(Dataset items)
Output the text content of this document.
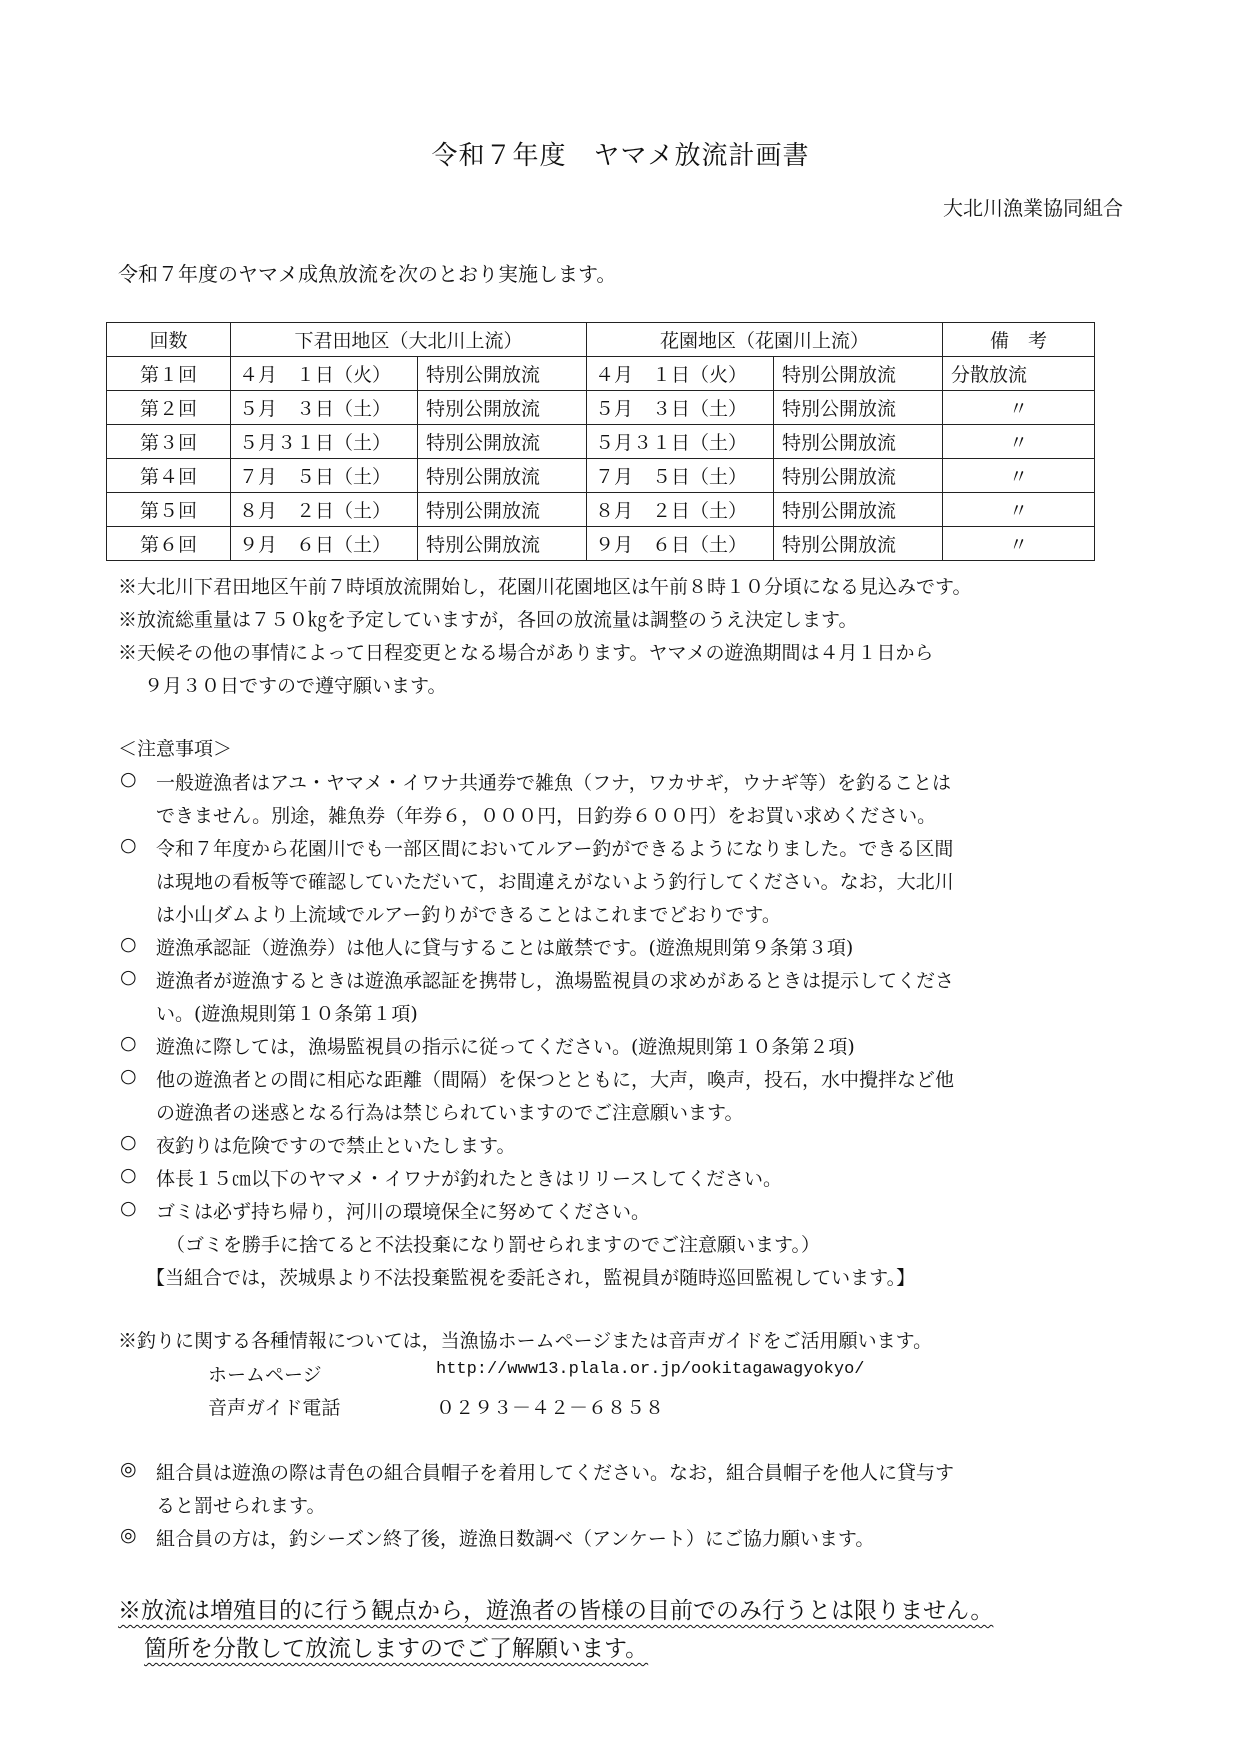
令和７年度　ヤマメ放流計画書
大北川漁業協同組合
令和７年度のヤマメ成魚放流を次のとおり実施します。
回数	下君田地区（大北川上流）		花園地区（花園川上流）		備　考
第１回	４月　１日（火）	特別公開放流	４月　１日（火）	特別公開放流	分散放流
第２回	５月　３日（土）	特別公開放流	５月　３日（土）	特別公開放流	〃
第３回	５月３１日（土）	特別公開放流	５月３１日（土）	特別公開放流	〃
第４回	７月　５日（土）	特別公開放流	７月　５日（土）	特別公開放流	〃
第５回	８月　２日（土）	特別公開放流	８月　２日（土）	特別公開放流	〃
第６回	９月　６日（土）	特別公開放流	９月　６日（土）	特別公開放流	〃
※大北川下君田地区午前７時頃放流開始し，花園川花園地区は午前８時１０分頃になる見込みです。
※放流総重量は７５０㎏を予定していますが，各回の放流量は調整のうえ決定します。
※天候その他の事情によって日程変更となる場合があります。ヤマメの遊漁期間は４月１日から
９月３０日ですので遵守願います。
＜注意事項＞
○ 一般遊漁者はアユ・ヤマメ・イワナ共通券で雑魚（フナ，ワカサギ，ウナギ等）を釣ることは
できません。別途，雑魚券（年券６，０００円，日釣券６００円）をお買い求めください。
○ 令和７年度から花園川でも一部区間においてルアー釣ができるようになりました。できる区間
は現地の看板等で確認していただいて，お間違えがないよう釣行してください。なお，大北川
は小山ダムより上流域でルアー釣りができることはこれまでどおりです。
○ 遊漁承認証（遊漁券）は他人に貸与することは厳禁です。(遊漁規則第９条第３項)
○ 遊漁者が遊漁するときは遊漁承認証を携帯し，漁場監視員の求めがあるときは提示してくださ
い。(遊漁規則第１０条第１項)
○ 遊漁に際しては，漁場監視員の指示に従ってください。(遊漁規則第１０条第２項)
○ 他の遊漁者との間に相応な距離（間隔）を保つとともに，大声，喚声，投石，水中攪拌など他
の遊漁者の迷惑となる行為は禁じられていますのでご注意願います。
○ 夜釣りは危険ですので禁止といたします。
○ 体長１５㎝以下のヤマメ・イワナが釣れたときはリリースしてください。
○ ゴミは必ず持ち帰り，河川の環境保全に努めてください。
（ゴミを勝手に捨てると不法投棄になり罰せられますのでご注意願います。）
【当組合では，茨城県より不法投棄監視を委託され，監視員が随時巡回監視しています。】
※釣りに関する各種情報については，当漁協ホームページまたは音声ガイドをご活用願います。
ホームページ	http://www13.plala.or.jp/ookitagawagyokyo/
音声ガイド電話	０２９３－４２－６８５８
◎ 組合員は遊漁の際は青色の組合員帽子を着用してください。なお，組合員帽子を他人に貸与す
ると罰せられます。
◎ 組合員の方は，釣シーズン終了後，遊漁日数調べ（アンケート）にご協力願います。
※放流は増殖目的に行う観点から，遊漁者の皆様の目前でのみ行うとは限りません。
箇所を分散して放流しますのでご了解願います。
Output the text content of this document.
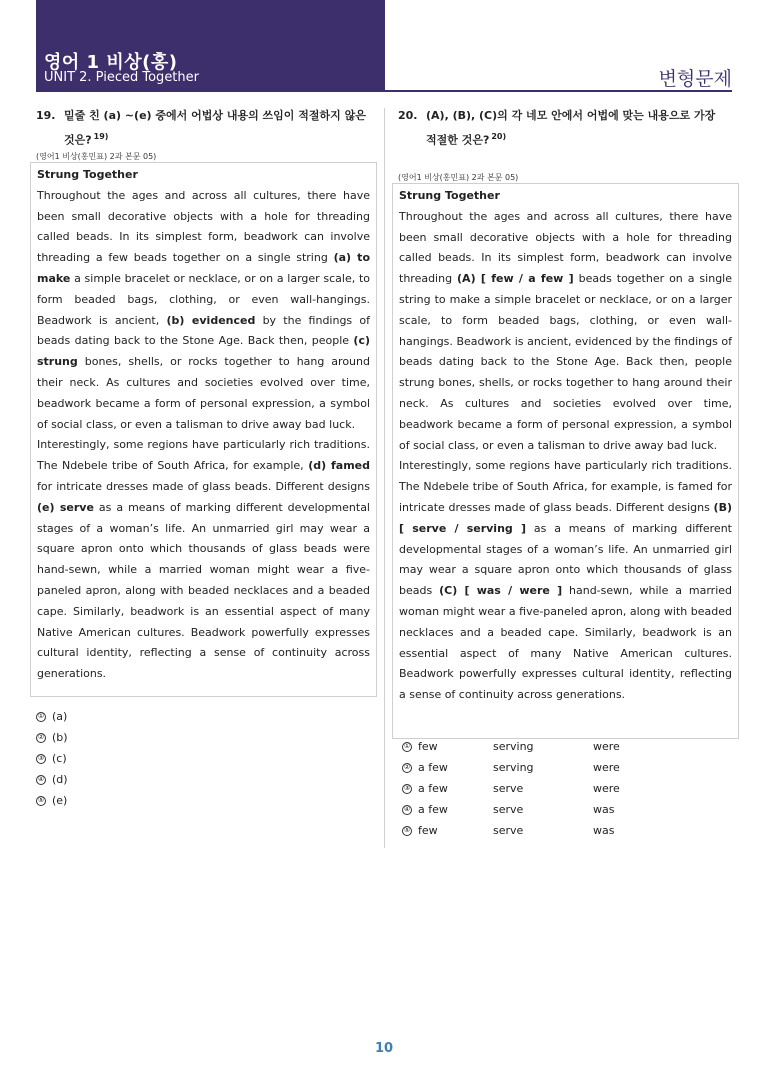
영어 1 비상(홍)
UNIT 2. Pieced Together	변형문제
19. 밑줄 친 (a) ~(e) 중에서 어법상 내용의 쓰임이 적절하지 않은
것은? $^{19)}$
(영어1 비상(홍민표) 2과 본문 05)
Strung Together

Throughout the ages and across all cultures, there have been small decorative objects with a hole for threading called beads. In its simplest form, beadwork can involve threading a few beads together on a single string (a) to make a simple bracelet or necklace, or on a larger scale, to form beaded bags, clothing, or even wall-hangings. Beadwork is ancient, (b) evidenced by the findings of beads dating back to the Stone Age. Back then, people (c) strung bones, shells, or rocks together to hang around their neck. As cultures and societies evolved over time, beadwork became a form of personal expression, a symbol of social class, or even a talisman to drive away bad luck.

Interestingly, some regions have particularly rich traditions. The Ndebele tribe of South Africa, for example, (d) famed for intricate dresses made of glass beads. Different designs (e) serve as a means of marking different developmental stages of a woman’s life. An unmarried girl may wear a square apron onto which thousands of glass beads were hand-sewn, while a married woman might wear a five-paneled apron, along with beaded necklaces and a beaded cape. Similarly, beadwork is an essential aspect of many Native American cultures. Beadwork powerfully expresses cultural identity, reflecting a sense of continuity across generations.

① (a)
② (b)
③ (c)
④ (d)
⑤ (e)
20. (A), (B), (C)의 각 네모 안에서 어법에 맞는 내용으로 가장
적절한 것은? $^{20)}$
(영어1 비상(홍민표) 2과 본문 05)
Strung Together

Throughout the ages and across all cultures, there have been small decorative objects with a hole for threading called beads. In its simplest form, beadwork can involve threading (A) [ few / a few ] beads together on a single string to make a simple bracelet or necklace, or on a larger scale, to form beaded bags, clothing, or even wall-hangings. Beadwork is ancient, evidenced by the findings of beads dating back to the Stone Age. Back then, people strung bones, shells, or rocks together to hang around their neck. As cultures and societies evolved over time, beadwork became a form of personal expression, a symbol of social class, or even a talisman to drive away bad luck.

Interestingly, some regions have particularly rich traditions. The Ndebele tribe of South Africa, for example, is famed for intricate dresses made of glass beads. Different designs (B) [ serve / serving ] as a means of marking different developmental stages of a woman’s life. An unmarried girl may wear a square apron onto which thousands of glass beads (C) [ was / were ] hand-sewn, while a married woman might wear a five-paneled apron, along with beaded necklaces and a beaded cape. Similarly, beadwork is an essential aspect of many Native American cultures. Beadwork powerfully expresses cultural identity, reflecting a sense of continuity across generations.

① few	serving	were
② a few	serving	were
③ a few	serve	were
④ a few	serve	was
⑤ few	serve	was
10
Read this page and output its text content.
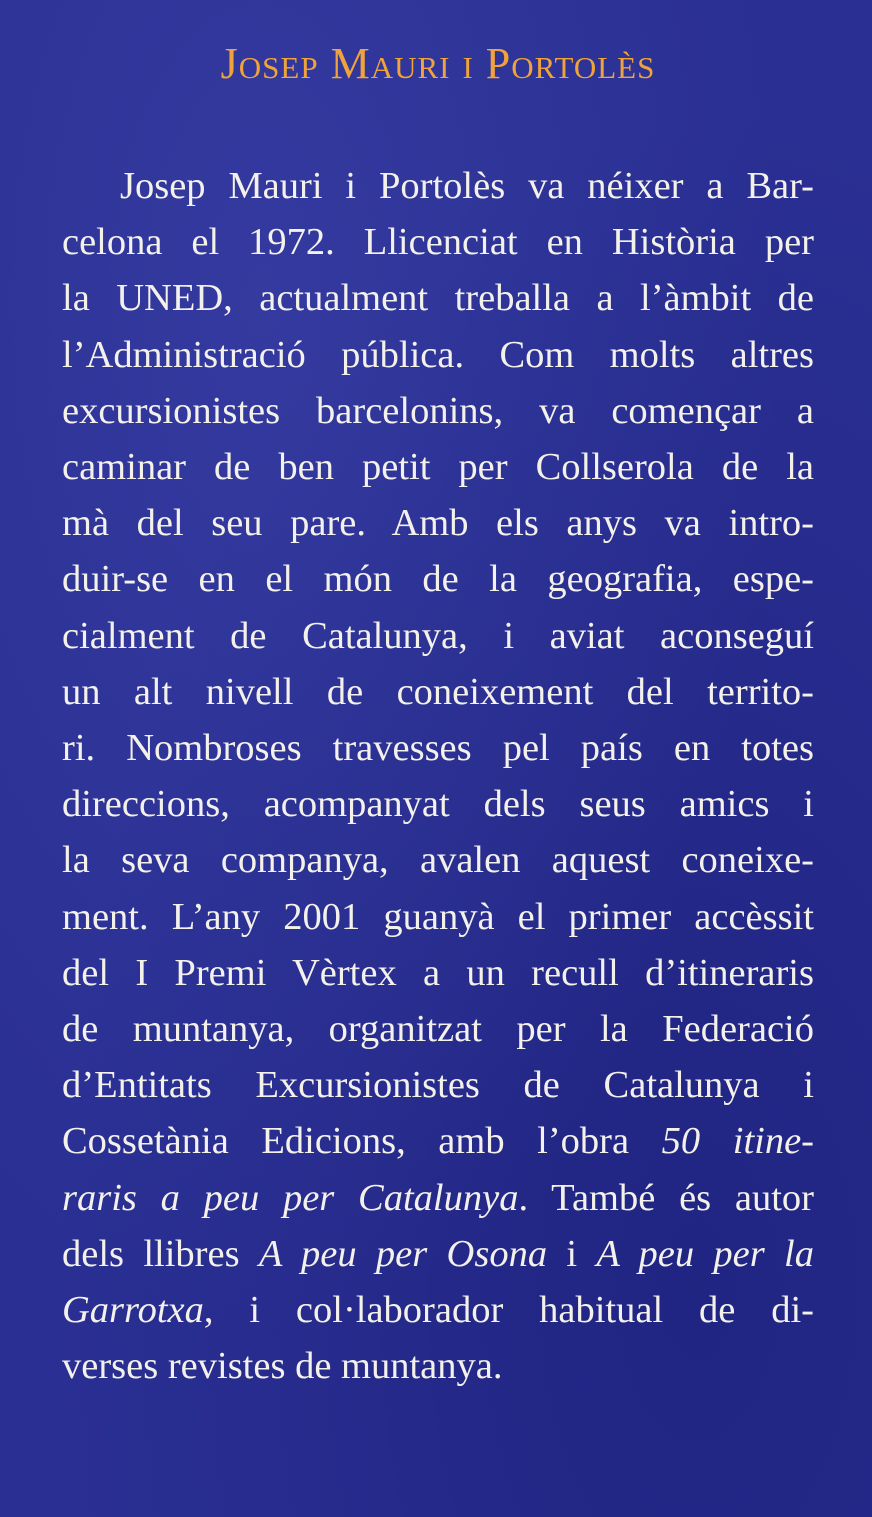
Josep Mauri i Portolès
Josep Mauri i Portolès va néixer a Bar-
celona el 1972. Llicenciat en Història per
la UNED, actualment treballa a l’àmbit de
l’Administració pública. Com molts altres
excursionistes barcelonins, va començar a
caminar de ben petit per Collserola de la
mà del seu pare. Amb els anys va intro-
duir-se en el món de la geografia, espe-
cialment de Catalunya, i aviat aconseguí
un alt nivell de coneixement del territo-
ri. Nombroses travesses pel país en totes
direccions, acompanyat dels seus amics i
la seva companya, avalen aquest coneixe-
ment. L’any 2001 guanyà el primer accèssit
del I Premi Vèrtex a un recull d’itineraris
de muntanya, organitzat per la Federació
d’Entitats Excursionistes de Catalunya i
Cossetània Edicions, amb l’obra 50 itine-
raris a peu per Catalunya. També és autor
dels llibres A peu per Osona i A peu per la
Garrotxa, i col·laborador habitual de di-
verses revistes de muntanya.
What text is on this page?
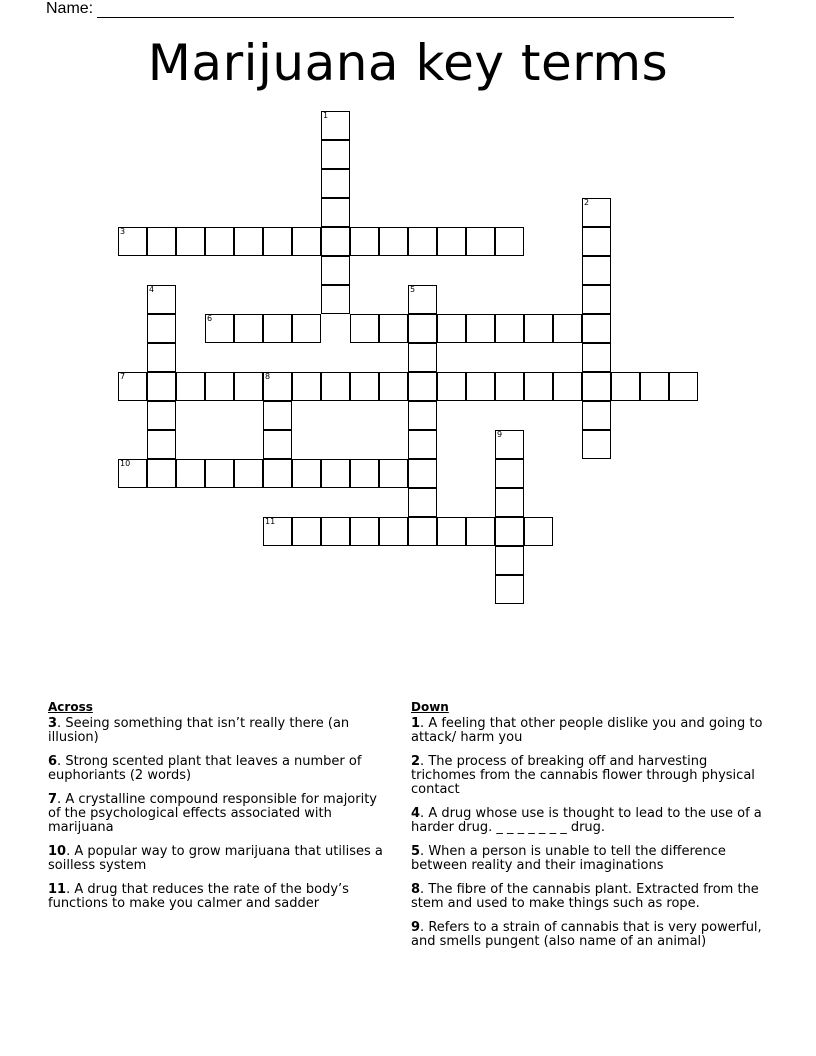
Name:
Marijuana key terms
1
2
3
4	5
6
7	8
9
10
11
Across
3. Seeing something that isn’t really there (an illusion)
6. Strong scented plant that leaves a number of euphoriants (2 words)
7. A crystalline compound responsible for majority of the psychological effects associated with marijuana
10. A popular way to grow marijuana that utilises a soilless system
11. A drug that reduces the rate of the body’s functions to make you calmer and sadder
Down
1. A feeling that other people dislike you and going to attack/ harm you
2. The process of breaking off and harvesting trichomes from the cannabis flower through physical contact
4. A drug whose use is thought to lead to the use of a harder drug. _ _ _ _ _ _ _ drug.
5. When a person is unable to tell the difference between reality and their imaginations
8. The fibre of the cannabis plant. Extracted from the stem and used to make things such as rope.
9. Refers to a strain of cannabis that is very powerful, and smells pungent (also name of an animal)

### Exercise aim
Print out every entry above without changing a word, and leave out the pictures.

### Answer for the task
Output the text content of this document.
令和７年度　ヤマメ放流計画書
大北川漁業協同組合
令和７年度のヤマメ成魚放流を次のとおり実施します。
回数	下君田地区（大北川上流）		花園地区（花園川上流）		備　考
第１回	４月　１日（火）	特別公開放流	４月　１日（火）	特別公開放流	分散放流
第２回	５月　３日（土）	特別公開放流	５月　３日（土）	特別公開放流	〃
第３回	５月３１日（土）	特別公開放流	５月３１日（土）	特別公開放流	〃
第４回	７月　５日（土）	特別公開放流	７月　５日（土）	特別公開放流	〃
第５回	８月　２日（土）	特別公開放流	８月　２日（土）	特別公開放流	〃
第６回	９月　６日（土）	特別公開放流	９月　６日（土）	特別公開放流	〃
※大北川下君田地区午前７時頃放流開始し，花園川花園地区は午前８時１０分頃になる見込みです。
※放流総重量は７５０㎏を予定していますが，各回の放流量は調整のうえ決定します。
※天候その他の事情によって日程変更となる場合があります。ヤマメの遊漁期間は４月１日から
９月３０日ですので遵守願います。
＜注意事項＞
○ 一般遊漁者はアユ・ヤマメ・イワナ共通券で雑魚（フナ，ワカサギ，ウナギ等）を釣ることは
できません。別途，雑魚券（年券６，０００円，日釣券６００円）をお買い求めください。
○ 令和７年度から花園川でも一部区間においてルアー釣ができるようになりました。できる区間
は現地の看板等で確認していただいて，お間違えがないよう釣行してください。なお，大北川
は小山ダムより上流域でルアー釣りができることはこれまでどおりです。
○ 遊漁承認証（遊漁券）は他人に貸与することは厳禁です。(遊漁規則第９条第３項)
○ 遊漁者が遊漁するときは遊漁承認証を携帯し，漁場監視員の求めがあるときは提示してくださ
い。(遊漁規則第１０条第１項)
○ 遊漁に際しては，漁場監視員の指示に従ってください。(遊漁規則第１０条第２項)
○ 他の遊漁者との間に相応な距離（間隔）を保つとともに，大声，喚声，投石，水中攪拌など他
の遊漁者の迷惑となる行為は禁じられていますのでご注意願います。
○ 夜釣りは危険ですので禁止といたします。
○ 体長１５㎝以下のヤマメ・イワナが釣れたときはリリースしてください。
○ ゴミは必ず持ち帰り，河川の環境保全に努めてください。
（ゴミを勝手に捨てると不法投棄になり罰せられますのでご注意願います。）
【当組合では，茨城県より不法投棄監視を委託され，監視員が随時巡回監視しています。】
※釣りに関する各種情報については，当漁協ホームページまたは音声ガイドをご活用願います。
ホームページ	http://www13.plala.or.jp/ookitagawagyokyo/
音声ガイド電話	０２９３－４２－６８５８
◎ 組合員は遊漁の際は青色の組合員帽子を着用してください。なお，組合員帽子を他人に貸与す
ると罰せられます。
◎ 組合員の方は，釣シーズン終了後，遊漁日数調べ（アンケート）にご協力願います。
※放流は増殖目的に行う観点から，遊漁者の皆様の目前でのみ行うとは限りません。
箇所を分散して放流しますのでご了解願います。
Output the text content of this document.
영어 1 비상(홍)
UNIT 2. Pieced Together	변형문제
19. 밑줄 친 (a) ~(e) 중에서 어법상 내용의 쓰임이 적절하지 않은
것은? $^{19)}$
(영어1 비상(홍민표) 2과 본문 05)
Strung Together

Throughout the ages and across all cultures, there have been small decorative objects with a hole for threading called beads. In its simplest form, beadwork can involve threading a few beads together on a single string (a) to make a simple bracelet or necklace, or on a larger scale, to form beaded bags, clothing, or even wall-hangings. Beadwork is ancient, (b) evidenced by the findings of beads dating back to the Stone Age. Back then, people (c) strung bones, shells, or rocks together to hang around their neck. As cultures and societies evolved over time, beadwork became a form of personal expression, a symbol of social class, or even a talisman to drive away bad luck.

Interestingly, some regions have particularly rich traditions. The Ndebele tribe of South Africa, for example, (d) famed for intricate dresses made of glass beads. Different designs (e) serve as a means of marking different developmental stages of a woman’s life. An unmarried girl may wear a square apron onto which thousands of glass beads were hand-sewn, while a married woman might wear a five-paneled apron, along with beaded necklaces and a beaded cape. Similarly, beadwork is an essential aspect of many Native American cultures. Beadwork powerfully expresses cultural identity, reflecting a sense of continuity across generations.

① (a)
② (b)
③ (c)
④ (d)
⑤ (e)
20. (A), (B), (C)의 각 네모 안에서 어법에 맞는 내용으로 가장
적절한 것은? $^{20)}$
(영어1 비상(홍민표) 2과 본문 05)
Strung Together

Throughout the ages and across all cultures, there have been small decorative objects with a hole for threading called beads. In its simplest form, beadwork can involve threading (A) [ few / a few ] beads together on a single string to make a simple bracelet or necklace, or on a larger scale, to form beaded bags, clothing, or even wall-hangings. Beadwork is ancient, evidenced by the findings of beads dating back to the Stone Age. Back then, people strung bones, shells, or rocks together to hang around their neck. As cultures and societies evolved over time, beadwork became a form of personal expression, a symbol of social class, or even a talisman to drive away bad luck.

Interestingly, some regions have particularly rich traditions. The Ndebele tribe of South Africa, for example, is famed for intricate dresses made of glass beads. Different designs (B) [ serve / serving ] as a means of marking different developmental stages of a woman’s life. An unmarried girl may wear a square apron onto which thousands of glass beads (C) [ was / were ] hand-sewn, while a married woman might wear a five-paneled apron, along with beaded necklaces and a beaded cape. Similarly, beadwork is an essential aspect of many Native American cultures. Beadwork powerfully expresses cultural identity, reflecting a sense of continuity across generations.

① few	serving	were
② a few	serving	were
③ a few	serve	were
④ a few	serve	was
⑤ few	serve	was
10
Read this page and output its text content.
Josep Mauri i Portolès
Josep Mauri i Portolès va néixer a Bar-
celona el 1972. Llicenciat en Història per
la UNED, actualment treballa a l’àmbit de
l’Administració pública. Com molts altres
excursionistes barcelonins, va començar a
caminar de ben petit per Collserola de la
mà del seu pare. Amb els anys va intro-
duir-se en el món de la geografia, espe-
cialment de Catalunya, i aviat aconseguí
un alt nivell de coneixement del territo-
ri. Nombroses travesses pel país en totes
direccions, acompanyat dels seus amics i
la seva companya, avalen aquest coneixe-
ment. L’any 2001 guanyà el primer accèssit
del I Premi Vèrtex a un recull d’itineraris
de muntanya, organitzat per la Federació
d’Entitats Excursionistes de Catalunya i
Cossetània Edicions, amb l’obra 50 itine-
raris a peu per Catalunya. També és autor
dels llibres A peu per Osona i A peu per la
Garrotxa, i col·laborador habitual de di-
verses revistes de muntanya.
What text is on this page?
Name:
Marijuana key terms
1
2
3
4	5
6
7	8
9
10
11
Across
3. Seeing something that isn’t really there (an illusion)
6. Strong scented plant that leaves a number of euphoriants (2 words)
7. A crystalline compound responsible for majority of the psychological effects associated with marijuana
10. A popular way to grow marijuana that utilises a soilless system
11. A drug that reduces the rate of the body’s functions to make you calmer and sadder
Down
1. A feeling that other people dislike you and going to attack/ harm you
2. The process of breaking off and harvesting trichomes from the cannabis flower through physical contact
4. A drug whose use is thought to lead to the use of a harder drug. _ _ _ _ _ _ _ drug.
5. When a person is unable to tell the difference between reality and their imaginations
8. The fibre of the cannabis plant. Extracted from the stem and used to make things such as rope.
9. Refers to a strain of cannabis that is very powerful, and smells pungent (also name of an animal)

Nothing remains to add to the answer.